§ Request:
Look through the entries below and count the lines with the word "разделить" in them; give only the number.

Items from a dataset
━━━━━━━━━━━━━━━━
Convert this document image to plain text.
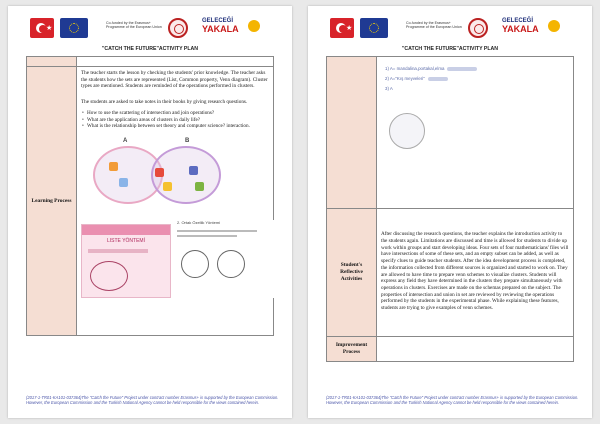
★
Co-funded by the Erasmus+ Programme of the European Union
GELECEĞİ
YAKALA
"CATCH THE FUTURE"ACTIVITY PLAN
Learning Process

The teacher starts the lesson by checking the students' prior knowledge. The teacher asks the students how the sets are represented (List, Common property, Venn diagram). Cluster types are mentioned. Students are reminded of the operations performed in clusters.

The students are asked to take notes in their books by giving research questions.

• How to use the scattering of intersection and join operations?
• What are the application areas of clusters in daily life?
• What is the relationship between set theory and computer science? interaction.
A	B
LISTE YÖNTEMİ
2. Ortak Özellik Yöntemi
(2017-1-TR01-KA101-037364)The "Catch the Future" Project under contract number Erasmus+ is supported by the European Commission. However, the European Commission and the Turkish National Agency cannot be held responsible for the views contained herein.
★
Co-funded by the Erasmus+ Programme of the European Union
GELECEĞİ
YAKALA
"CATCH THE FUTURE"ACTIVITY PLAN
1) A= mandalina,portakal,elma
2) A="Kış meyveleri"
3) A
Student's Reflective Activities

After discussing the research questions, the teacher explains the introduction activity to the students again. Limitations are discussed and time is allowed for students to divide up work within groups and start developing ideas. Four sets of four mathematicians' files will have intersections of some of these sets, and an empty subset can be added, as well as specify clues to guide teacher students. After the idea development process is completed, the information collected from different sources is organized and started to work on. They are allowed to have time to prepare venn schemes to visualize clusters. Students will express any field they have determined in the clusters they prepare simultaneously with operations in clusters. Exercises are made on the schemas prepared on the subject. The properties of intersection and union in set are reviewed by reviewing the operations performed by the students in the experimental phase. While explaining these features, students are trying to give examples of venn schemes.

Improvement Process
(2017-1-TR01-KA101-037364)The "Catch the Future" Project under contract number Erasmus+ is supported by the European Commission. However, the European Commission and the Turkish National Agency cannot be held responsible for the views contained herein.
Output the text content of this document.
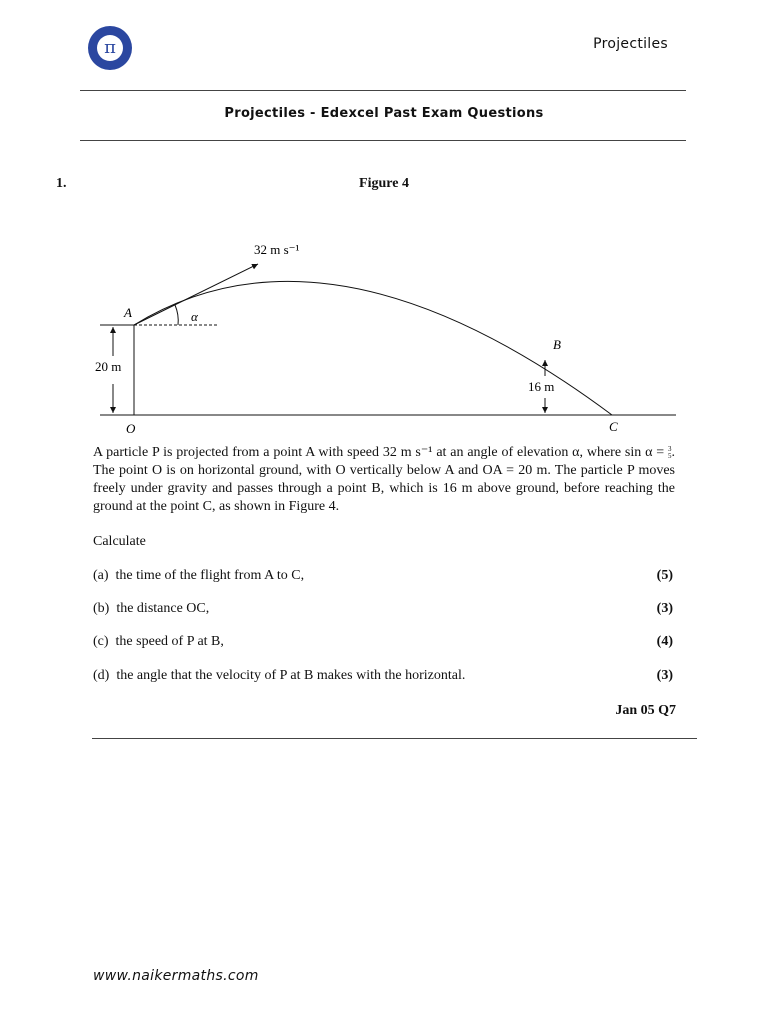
π	Projectiles
Projectiles - Edexcel Past Exam Questions
1.	Figure 4
32 m s⁻¹
A	α
B
20 m
16 m
O	C
A particle P is projected from a point A with speed 32 m s⁻¹ at an angle of elevation α, where sin α = 3
5 . The point O is on horizontal ground, with O vertically below A and OA = 20 m. The particle P moves freely under gravity and passes through a point B, which is 16 m above ground, before reaching the ground at the point C, as shown in Figure 4.
Calculate
(a) the time of the flight from A to C,	(5)
(b) the distance OC,	(3)
(c) the speed of P at B,	(4)
(d) the angle that the velocity of P at B makes with the horizontal.	(3)
Jan 05 Q7
www.naikermaths.com
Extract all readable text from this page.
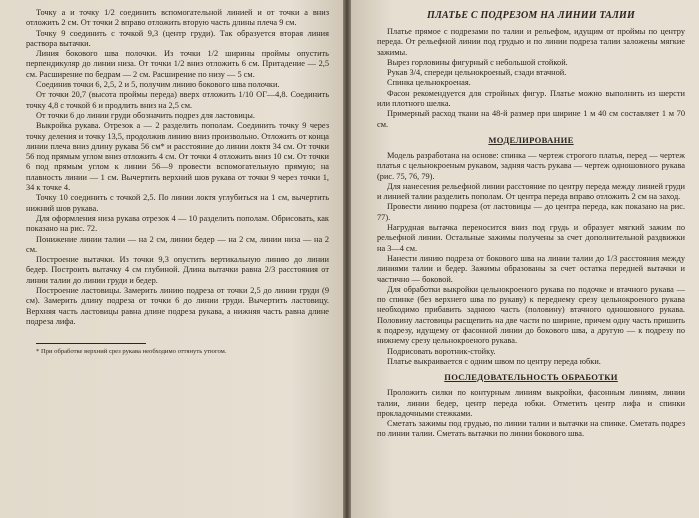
Точку a и точку 1/2 соединить вспомогательной линией и от точки а вниз отложить 2 см. От точки 2 вправо отложить вторую часть длины плеча 9 см.

Точку 9 соединить с точкой 9,3 (центр груди). Так образуется вторая линия раствора вытачки.

Линия бокового шва полочки. Из точки 1/2 ширины проймы опустить перпендикуляр до линии низа. От точки 1/2 вниз отложить 6 см. Притадение — 2,5 см. Расширение по бедрам — 2 см. Расширение по низу — 5 см.

Соединив точки 6, 2,5, 2 и 5, получим линию бокового шва полочки.

От точки 20,7 (высота проймы переда) вверх отложить 1/10 ОГ—4,8. Соединить точку 4,8 с точкой 6 и продлить вниз на 2,5 см.

От точки 6 до линии груди обозначить подрез для ластовицы.

Выкройка рукава. Отрезок а — 2 разделить пополам. Соединить точку 9 через точку деления и точку 13,5, продолжив линию вниз произвольно. Отложить от конца линии плеча вниз длину рукава 56 см* и расстояние до линии локтя 34 см. От точки 56 под прямым углом вниз отложить 4 см. От точки 4 отложить вниз 10 см. От точки 6 под прямым углом к линии 56—9 провести вспомогательную прямую; на плавность линии — 1 см. Вычертить верхний шов рукава от точки 9 через точки 1, 34 к точке 4.

Точку 10 соединить с точкой 2,5. По линии локтя углубиться на 1 см, вычертить нижний шов рукава.

Для оформления низа рукава отрезок 4 — 10 разделить пополам. Обрисовать, как показано на рис. 72.

Понижение линии талии — на 2 см, линии бедер — на 2 см, линии низа — на 2 см.

Построение вытачки. Из точки 9,3 опустить вертикальную линию до линии бедер. Построить вытачку 4 см глубиной. Длина вытачки равна 2/3 расстояния от линии талии до линии груди и бедер.

Построение ластовицы. Замерить линию подреза от точки 2,5 до линии груди (9 см). Замерить длину подреза от точки 6 до линии груди. Вычертить ластовицу. Верхняя часть ластовицы равна длине подреза рукава, а нижняя часть равна длине подреза лифа.

* При обработке верхний срез рукава необходимо оттянуть утюгом.

ПЛАТЬЕ С ПОДРЕЗОМ НА ЛИНИИ ТАЛИИ

Платье прямое с подрезами по талии и рельефом, идущим от проймы по центру переда. От рельефной линии под грудью и по линии подреза талии заложены мягкие зажимы.

Вырез горловины фигурный с небольшой стойкой.

Рукав 3/4, спереди цельнокроеный, сзади втачной.

Спинка цельнокроеная.

Фасон рекомендуется для стройных фигур. Платье можно выполнить из шерсти или плотного шелка.

Примерный расход ткани на 48-й размер при ширине 1 м 40 см составляет 1 м 70 см.

МОДЕЛИРОВАНИЕ

Модель разработана на основе: спинка — чертеж строгого платья, перед — чертеж платья с цельнокроеным рукавом, задняя часть рукава — чертеж одношовного рукава (рис. 75, 76, 79).

Для нанесения рельефной линии расстояние по центру переда между линией груди и линией талии разделить пополам. От центра переда вправо отложить 2 см на заход.

Провести линию подреза (от ластовицы — до центра переда, как показано на рис. 77).

Нагрудная вытачка переносится вниз под грудь и образует мягкий зажим по рельефной линии. Остальные зажимы получены за счет дополнительной раздвижки на 3—4 см.

Нанести линию подреза от бокового шва на линии талии до 1/3 расстояния между линиями талии и бедер. Зажимы образованы за счет остатка передней вытачки и частично — боковой.

Для обработки выкройки цельнокроеного рукава по подочке и втачного рукава — по спинке (без верхнего шва по рукаву) к переднему срезу цельнокроеного рукава необходимо прибавить заднюю часть (половину) втачного одношовного рукава. Половину ластовицы расщепить на две части по ширине, причем одну часть пришить к подрезу, идущему от фасонной линии до бокового шва, а другую — к подрезу по нижнему срезу цельнокроеного рукава.

Подрисовать воротник-стойку.

Платье выкраивается с одним швом по центру переда юбки.

ПОСЛЕДОВАТЕЛЬНОСТЬ ОБРАБОТКИ

Проложить силки по контурным линиям выкройки, фасонным линиям, линии талии, линии бедер, центр переда юбки. Отметить центр лифа и спинки прокладочными стежками.

Сметать зажимы под грудью, по линии талии и вытачки на спинке. Сметать подрез по линии талии. Сметать вытачки по линии бокового шва.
━━━━━━━━━━━━━━━━
§ Result of this exercise:
3